What you need to do – Wherever the string "Konto" occurs in a line of these records, report that line.

*** Data for processing ***

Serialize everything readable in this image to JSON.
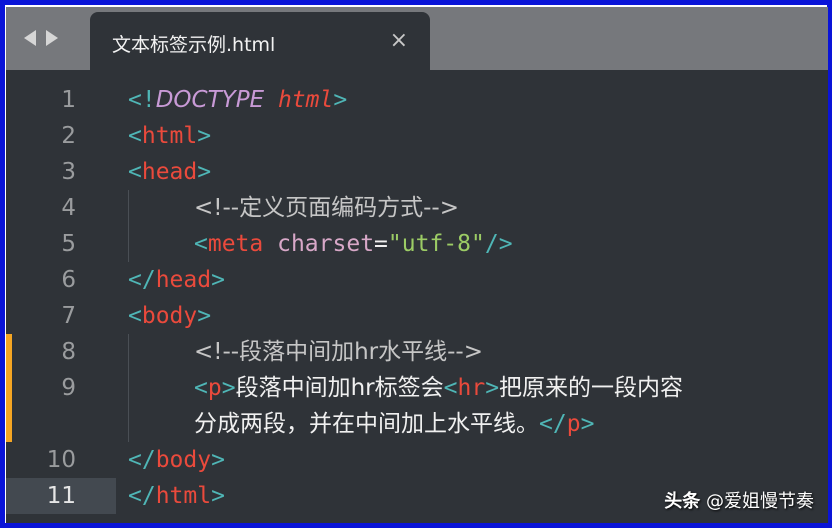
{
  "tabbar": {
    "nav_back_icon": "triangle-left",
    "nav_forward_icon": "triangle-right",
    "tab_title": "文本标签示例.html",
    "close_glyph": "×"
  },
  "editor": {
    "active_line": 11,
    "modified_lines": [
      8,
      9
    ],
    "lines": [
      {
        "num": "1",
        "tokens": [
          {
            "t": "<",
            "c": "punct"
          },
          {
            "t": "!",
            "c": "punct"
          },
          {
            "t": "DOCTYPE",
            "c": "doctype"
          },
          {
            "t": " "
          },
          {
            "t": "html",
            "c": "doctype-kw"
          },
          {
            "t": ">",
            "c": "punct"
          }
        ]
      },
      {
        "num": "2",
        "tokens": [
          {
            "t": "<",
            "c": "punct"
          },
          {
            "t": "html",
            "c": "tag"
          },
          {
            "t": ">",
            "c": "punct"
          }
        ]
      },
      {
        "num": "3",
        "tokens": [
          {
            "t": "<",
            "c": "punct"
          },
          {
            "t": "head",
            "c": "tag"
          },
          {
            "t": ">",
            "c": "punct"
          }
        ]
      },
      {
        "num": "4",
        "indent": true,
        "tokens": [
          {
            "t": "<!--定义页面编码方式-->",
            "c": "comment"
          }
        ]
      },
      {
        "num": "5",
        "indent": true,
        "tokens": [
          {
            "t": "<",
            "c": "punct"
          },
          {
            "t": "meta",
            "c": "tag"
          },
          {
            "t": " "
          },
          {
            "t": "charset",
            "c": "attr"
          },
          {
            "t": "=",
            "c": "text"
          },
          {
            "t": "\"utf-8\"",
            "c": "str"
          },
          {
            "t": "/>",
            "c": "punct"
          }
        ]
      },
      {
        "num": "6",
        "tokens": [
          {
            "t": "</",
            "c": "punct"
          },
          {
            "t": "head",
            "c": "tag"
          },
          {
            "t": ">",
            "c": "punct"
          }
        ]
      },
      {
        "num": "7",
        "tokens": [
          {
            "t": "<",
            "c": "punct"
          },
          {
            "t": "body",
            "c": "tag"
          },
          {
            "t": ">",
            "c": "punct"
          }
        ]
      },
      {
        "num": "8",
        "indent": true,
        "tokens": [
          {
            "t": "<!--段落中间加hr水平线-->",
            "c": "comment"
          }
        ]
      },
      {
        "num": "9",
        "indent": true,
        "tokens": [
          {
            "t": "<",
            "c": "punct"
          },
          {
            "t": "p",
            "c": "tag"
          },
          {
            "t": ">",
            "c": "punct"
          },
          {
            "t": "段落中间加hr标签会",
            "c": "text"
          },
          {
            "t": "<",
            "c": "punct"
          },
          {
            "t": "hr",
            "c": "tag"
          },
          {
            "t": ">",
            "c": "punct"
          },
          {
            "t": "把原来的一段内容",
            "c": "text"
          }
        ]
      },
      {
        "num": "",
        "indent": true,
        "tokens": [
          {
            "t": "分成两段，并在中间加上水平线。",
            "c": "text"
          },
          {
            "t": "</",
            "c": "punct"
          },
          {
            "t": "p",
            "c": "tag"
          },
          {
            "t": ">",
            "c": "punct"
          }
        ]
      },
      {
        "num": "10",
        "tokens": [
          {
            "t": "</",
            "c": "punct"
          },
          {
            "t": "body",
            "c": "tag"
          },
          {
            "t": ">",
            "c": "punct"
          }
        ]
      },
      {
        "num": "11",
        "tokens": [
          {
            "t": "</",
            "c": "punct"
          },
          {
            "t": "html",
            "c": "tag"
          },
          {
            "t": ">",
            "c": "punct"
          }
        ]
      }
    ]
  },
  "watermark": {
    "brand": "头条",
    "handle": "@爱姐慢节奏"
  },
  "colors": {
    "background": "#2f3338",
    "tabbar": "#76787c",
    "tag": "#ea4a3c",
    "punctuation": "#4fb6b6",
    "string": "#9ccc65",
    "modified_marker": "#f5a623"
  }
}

***
*** Data for processing ***

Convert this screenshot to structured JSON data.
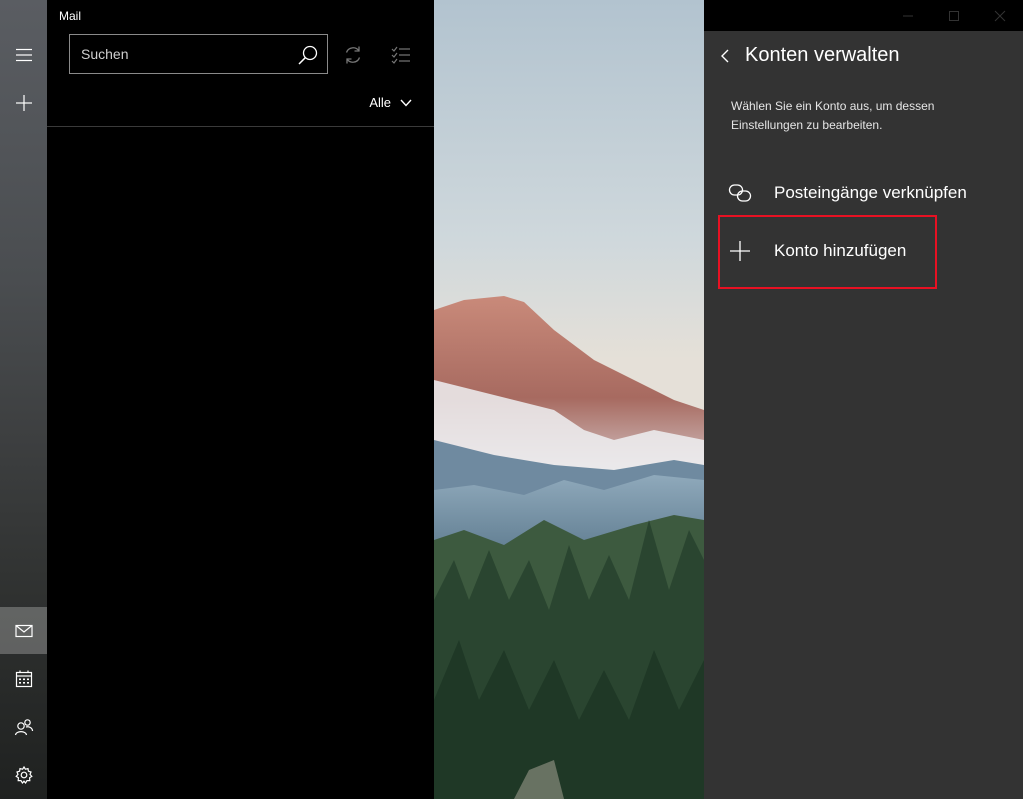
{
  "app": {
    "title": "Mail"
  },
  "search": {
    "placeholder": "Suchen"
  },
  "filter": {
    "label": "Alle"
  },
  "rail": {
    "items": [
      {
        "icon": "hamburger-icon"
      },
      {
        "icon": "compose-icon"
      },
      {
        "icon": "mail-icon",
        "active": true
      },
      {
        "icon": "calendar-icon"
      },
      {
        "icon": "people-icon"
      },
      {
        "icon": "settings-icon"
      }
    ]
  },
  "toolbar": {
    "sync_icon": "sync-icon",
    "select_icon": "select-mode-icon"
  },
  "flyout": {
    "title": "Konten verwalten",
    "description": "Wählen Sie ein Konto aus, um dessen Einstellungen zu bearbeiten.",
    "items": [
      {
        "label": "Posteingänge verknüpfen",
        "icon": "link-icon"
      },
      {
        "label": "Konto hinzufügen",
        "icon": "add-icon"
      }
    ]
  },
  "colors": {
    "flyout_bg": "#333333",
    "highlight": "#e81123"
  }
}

***
*** Data for processing ***

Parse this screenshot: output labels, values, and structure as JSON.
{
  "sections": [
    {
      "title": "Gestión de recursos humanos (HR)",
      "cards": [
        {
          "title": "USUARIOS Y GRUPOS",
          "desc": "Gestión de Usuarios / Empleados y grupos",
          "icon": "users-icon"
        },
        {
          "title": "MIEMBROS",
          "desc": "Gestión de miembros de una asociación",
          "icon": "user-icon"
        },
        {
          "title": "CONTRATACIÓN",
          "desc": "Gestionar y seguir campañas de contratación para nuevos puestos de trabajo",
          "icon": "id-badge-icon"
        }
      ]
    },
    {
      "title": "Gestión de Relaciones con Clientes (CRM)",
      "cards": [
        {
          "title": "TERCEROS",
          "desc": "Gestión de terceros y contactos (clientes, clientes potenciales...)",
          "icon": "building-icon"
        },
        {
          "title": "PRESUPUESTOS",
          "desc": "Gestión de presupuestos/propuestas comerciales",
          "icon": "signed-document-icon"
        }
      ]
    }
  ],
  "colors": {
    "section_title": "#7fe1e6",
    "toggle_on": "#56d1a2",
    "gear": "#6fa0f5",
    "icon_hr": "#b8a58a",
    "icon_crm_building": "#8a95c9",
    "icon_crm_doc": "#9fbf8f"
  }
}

***

Exercise result –
    "description": "Wählen Sie ein Konto aus, um dessen Einstellungen zu bearbeiten.",
        "label": "Konto hinzufügen",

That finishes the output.